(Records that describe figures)

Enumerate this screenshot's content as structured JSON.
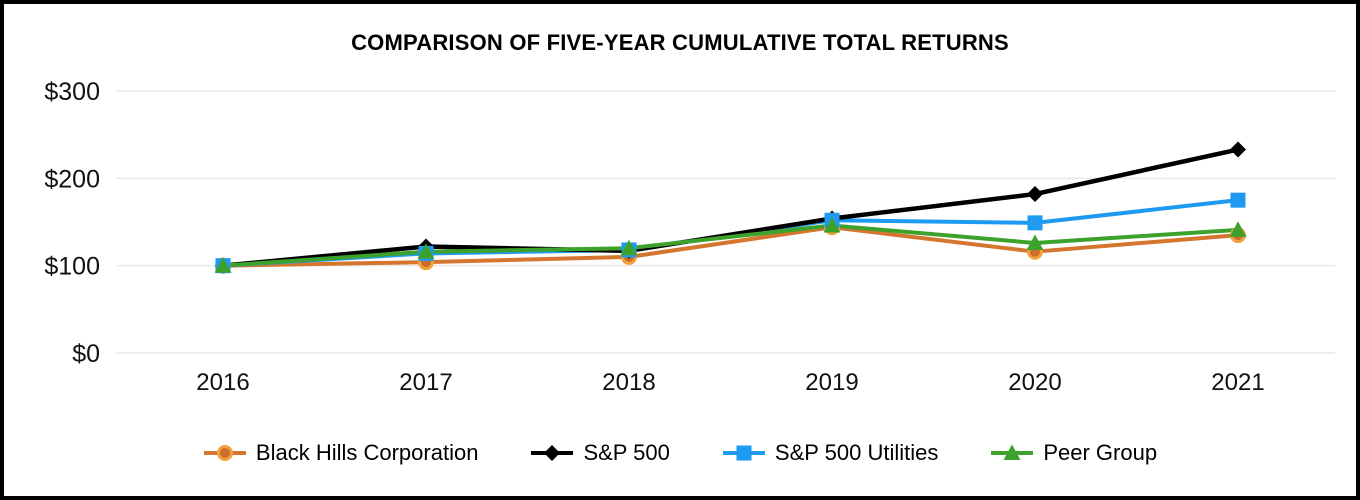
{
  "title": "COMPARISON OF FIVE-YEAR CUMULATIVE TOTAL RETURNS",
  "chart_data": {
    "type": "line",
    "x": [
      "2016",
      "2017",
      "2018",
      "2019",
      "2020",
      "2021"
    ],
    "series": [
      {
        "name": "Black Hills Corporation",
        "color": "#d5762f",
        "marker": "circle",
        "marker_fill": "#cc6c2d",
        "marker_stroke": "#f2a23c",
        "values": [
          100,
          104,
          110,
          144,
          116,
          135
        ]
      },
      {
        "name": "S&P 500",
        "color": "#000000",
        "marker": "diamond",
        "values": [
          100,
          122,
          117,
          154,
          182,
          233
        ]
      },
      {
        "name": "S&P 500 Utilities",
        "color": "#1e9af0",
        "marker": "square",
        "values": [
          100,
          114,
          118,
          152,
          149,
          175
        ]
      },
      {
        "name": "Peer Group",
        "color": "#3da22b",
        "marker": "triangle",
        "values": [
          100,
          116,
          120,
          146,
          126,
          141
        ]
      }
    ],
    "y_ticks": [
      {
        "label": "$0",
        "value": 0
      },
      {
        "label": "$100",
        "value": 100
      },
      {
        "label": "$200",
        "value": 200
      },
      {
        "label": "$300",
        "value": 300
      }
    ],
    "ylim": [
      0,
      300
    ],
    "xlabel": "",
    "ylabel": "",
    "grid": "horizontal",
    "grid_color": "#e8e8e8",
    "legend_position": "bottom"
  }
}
---
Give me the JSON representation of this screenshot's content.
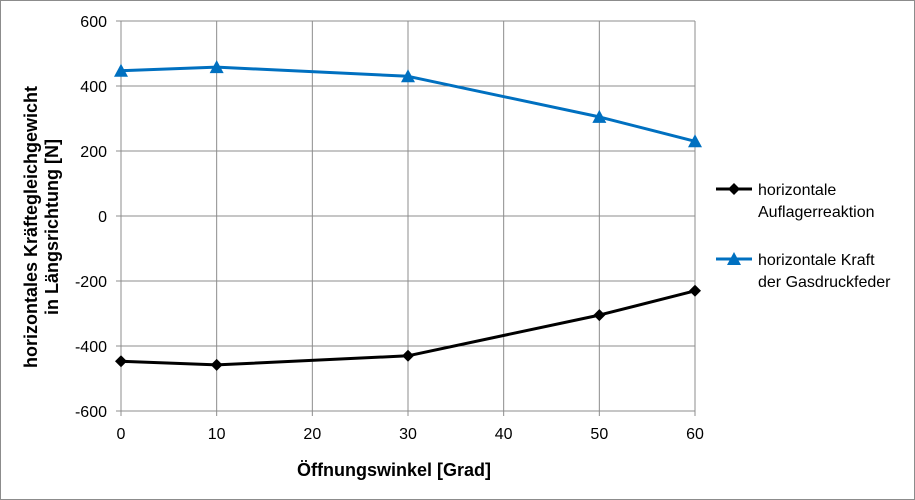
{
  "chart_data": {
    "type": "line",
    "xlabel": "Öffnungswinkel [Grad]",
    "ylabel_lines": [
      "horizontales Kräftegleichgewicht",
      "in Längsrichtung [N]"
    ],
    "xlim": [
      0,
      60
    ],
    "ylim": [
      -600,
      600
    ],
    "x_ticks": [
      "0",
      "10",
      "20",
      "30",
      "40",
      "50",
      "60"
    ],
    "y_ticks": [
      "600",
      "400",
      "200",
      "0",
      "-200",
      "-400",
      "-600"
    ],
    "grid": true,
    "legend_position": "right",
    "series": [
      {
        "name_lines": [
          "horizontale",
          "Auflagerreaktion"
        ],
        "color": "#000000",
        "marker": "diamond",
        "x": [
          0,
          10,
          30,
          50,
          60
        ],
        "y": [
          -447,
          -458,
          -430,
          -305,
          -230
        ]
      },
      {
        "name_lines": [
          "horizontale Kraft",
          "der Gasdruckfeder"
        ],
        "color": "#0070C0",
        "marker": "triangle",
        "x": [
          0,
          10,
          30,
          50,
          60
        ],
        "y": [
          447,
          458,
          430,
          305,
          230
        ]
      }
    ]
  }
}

» The request: Extract each line holding the string "this".

» Output of the exercise:
Enumerate this screenshot's content as structured JSON.
Give me the JSON representation of this screenshot's content.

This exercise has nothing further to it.